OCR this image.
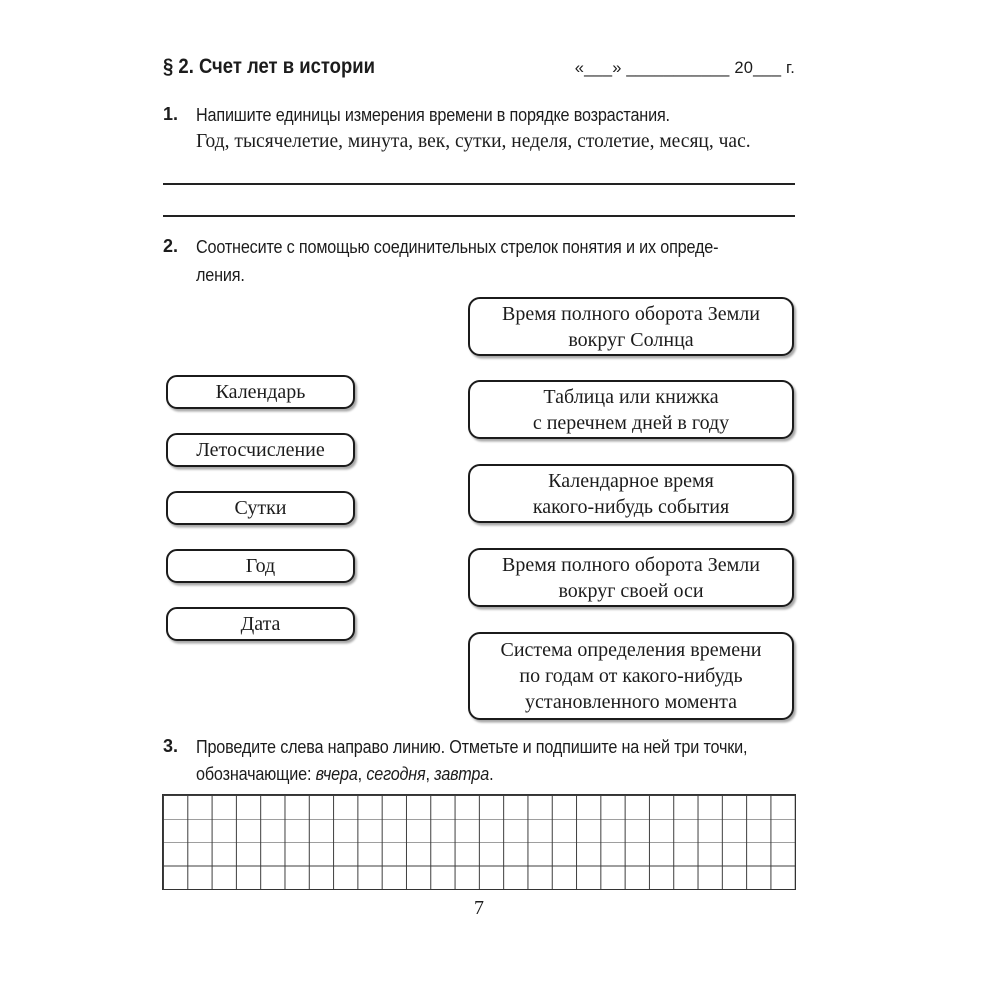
§ 2. Счет лет в истории	«___» ___________ 20___ г.
1. Напишите единицы измерения времени в порядке возрастания.
Год, тысячелетие, минута, век, сутки, неделя, столетие, месяц, час.
2. Соотнесите с помощью соединительных стрелок понятия и их опреде-
ления.
Календарь
Летосчисление
Сутки
Год
Дата
Время полного оборота Земли
вокруг Солнца
Таблица или книжка
с перечнем дней в году
Календарное время
какого-нибудь события
Время полного оборота Земли
вокруг своей оси
Система определения времени
по годам от какого-нибудь
установленного момента
3. Проведите слева направо линию. Отметьте и подпишите на ней три точки,
обозначающие: вчера, сегодня, завтра.
7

▶ _Problem to solve_
Take each line of the material that contains the word "какого" and list it.

▶ _Result of this exercise_
какого-нибудь события
по годам от какого-нибудь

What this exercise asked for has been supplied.